● Task directions
Take each line containing the word "call" and copy it.

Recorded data
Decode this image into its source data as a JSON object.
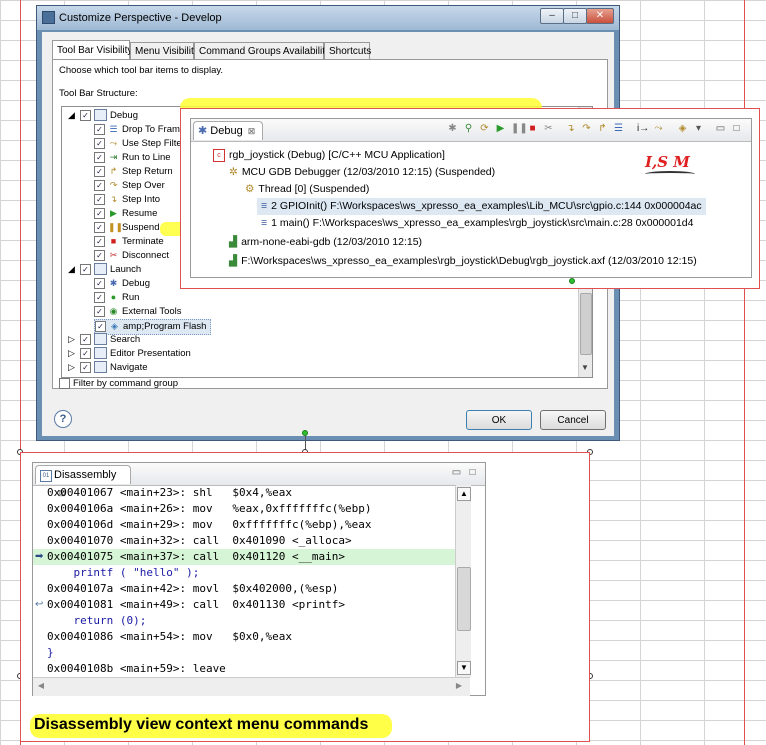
{
  "dialog": {
    "title": "Customize Perspective - Develop",
    "win_min": "–",
    "win_max": "□",
    "win_close": "✕",
    "tabs": [
      {
        "label": "Tool Bar Visibility"
      },
      {
        "label": "Menu Visibility"
      },
      {
        "label": "Command Groups Availability"
      },
      {
        "label": "Shortcuts"
      }
    ],
    "instruction": "Choose which tool bar items to display.",
    "structure_label": "Tool Bar Structure:",
    "tree": [
      {
        "label": "Debug"
      },
      {
        "label": "Drop To Frame"
      },
      {
        "label": "Use Step Filters"
      },
      {
        "label": "Run to Line"
      },
      {
        "label": "Step Return"
      },
      {
        "label": "Step Over"
      },
      {
        "label": "Step Into"
      },
      {
        "label": "Resume"
      },
      {
        "label": "Suspend"
      },
      {
        "label": "Terminate"
      },
      {
        "label": "Disconnect"
      },
      {
        "label": "Launch"
      },
      {
        "label": "Debug"
      },
      {
        "label": "Run"
      },
      {
        "label": "External Tools"
      },
      {
        "label": "amp;Program Flash"
      },
      {
        "label": "Search"
      },
      {
        "label": "Editor Presentation"
      },
      {
        "label": "Navigate"
      }
    ],
    "filter_label": "Filter by command group",
    "help": "?",
    "ok_label": "OK",
    "cancel_label": "Cancel"
  },
  "debug_view": {
    "tab_label": "Debug",
    "tab_close": "⊠",
    "annotation": "I,S M",
    "rows": [
      {
        "text": "rgb_joystick (Debug) [C/C++ MCU Application]"
      },
      {
        "text": "MCU GDB Debugger (12/03/2010 12:15) (Suspended)"
      },
      {
        "text": "Thread [0] (Suspended)"
      },
      {
        "text": "2 GPIOInit() F:\\Workspaces\\ws_xpresso_ea_examples\\Lib_MCU\\src\\gpio.c:144 0x000004ac"
      },
      {
        "text": "1 main() F:\\Workspaces\\ws_xpresso_ea_examples\\rgb_joystick\\src\\main.c:28 0x000001d4"
      },
      {
        "text": "arm-none-eabi-gdb (12/03/2010 12:15)"
      },
      {
        "text": "F:\\Workspaces\\ws_xpresso_ea_examples\\rgb_joystick\\Debug\\rgb_joystick.axf (12/03/2010 12:15)"
      }
    ]
  },
  "disassembly": {
    "tab_label": "Disassembly",
    "tab_close": "⊠",
    "lines": [
      {
        "text": "0x00401067 <main+23>: shl   $0x4,%eax"
      },
      {
        "text": "0x0040106a <main+26>: mov   %eax,0xfffffffc(%ebp)"
      },
      {
        "text": "0x0040106d <main+29>: mov   0xfffffffc(%ebp),%eax"
      },
      {
        "text": "0x00401070 <main+32>: call  0x401090 <_alloca>"
      },
      {
        "text": "0x00401075 <main+37>: call  0x401120 <__main>"
      },
      {
        "text": "    printf ( \"hello\" );"
      },
      {
        "text": "0x0040107a <main+42>: movl  $0x402000,(%esp)"
      },
      {
        "text": "0x00401081 <main+49>: call  0x401130 <printf>"
      },
      {
        "text": "    return (0);"
      },
      {
        "text": "0x00401086 <main+54>: mov   $0x0,%eax"
      },
      {
        "text": "}"
      },
      {
        "text": "0x0040108b <main+59>: leave"
      }
    ]
  },
  "caption": "Disassembly view context menu commands",
  "colors": {
    "highlight": "#ffff33",
    "selection_row": "#dde8f3",
    "current_line": "#d6f5d6",
    "source_text": "#1a1aa6",
    "frame_red": "#e05050"
  }
}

● Complete answer
        "text": "0x00401070 <main+32>: call  0x401090 <_alloca>"
        "text": "0x00401075 <main+37>: call  0x401120 <__main>"
        "text": "0x00401081 <main+49>: call  0x401130 <printf>"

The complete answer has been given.